Problem>
Write out all of the data exactly as it appears.

Extracted data>
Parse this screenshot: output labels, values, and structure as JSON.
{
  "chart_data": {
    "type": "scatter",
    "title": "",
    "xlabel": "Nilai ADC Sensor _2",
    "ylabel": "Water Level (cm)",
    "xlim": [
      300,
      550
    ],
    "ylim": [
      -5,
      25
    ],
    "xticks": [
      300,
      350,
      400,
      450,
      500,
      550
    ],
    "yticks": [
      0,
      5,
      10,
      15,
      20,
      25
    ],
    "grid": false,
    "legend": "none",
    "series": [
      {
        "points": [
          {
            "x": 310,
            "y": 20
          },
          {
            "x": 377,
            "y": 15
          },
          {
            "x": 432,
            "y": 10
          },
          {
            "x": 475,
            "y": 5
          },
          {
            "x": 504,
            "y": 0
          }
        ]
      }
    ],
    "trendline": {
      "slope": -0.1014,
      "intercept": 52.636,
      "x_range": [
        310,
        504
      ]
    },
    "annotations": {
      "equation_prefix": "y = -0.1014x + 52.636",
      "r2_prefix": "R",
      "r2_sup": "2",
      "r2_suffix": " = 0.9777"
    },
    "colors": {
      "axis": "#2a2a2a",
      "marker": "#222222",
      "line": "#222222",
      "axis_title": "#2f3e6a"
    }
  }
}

Response>
Parse this screenshot: output labels, values, and structure as JSON.
{
  "chart_data": {
    "type": "scatter",
    "title": "",
    "xlabel": "Nilai ADC Sensor _2",
    "ylabel": "Water Level (cm)",
    "xlim": [
      300,
      550
    ],
    "ylim": [
      -5,
      25
    ],
    "xticks": [
      300,
      350,
      400,
      450,
      500,
      550
    ],
    "yticks": [
      0,
      5,
      10,
      15,
      20,
      25
    ],
    "grid": false,
    "legend": "none",
    "series": [
      {
        "points": [
          {
            "x": 310,
            "y": 20
          },
          {
            "x": 377,
            "y": 15
          },
          {
            "x": 432,
            "y": 10
          },
          {
            "x": 475,
            "y": 5
          },
          {
            "x": 504,
            "y": 0
          }
        ]
      }
    ],
    "trendline": {
      "slope": -0.1014,
      "intercept": 52.636,
      "x_range": [
        310,
        504
      ]
    },
    "annotations": {
      "equation_prefix": "y = -0.1014x + 52.636",
      "r2_prefix": "R",
      "r2_sup": "2",
      "r2_suffix": " = 0.9777"
    },
    "colors": {
      "axis": "#2a2a2a",
      "marker": "#222222",
      "line": "#222222",
      "axis_title": "#2f3e6a"
    }
  }
}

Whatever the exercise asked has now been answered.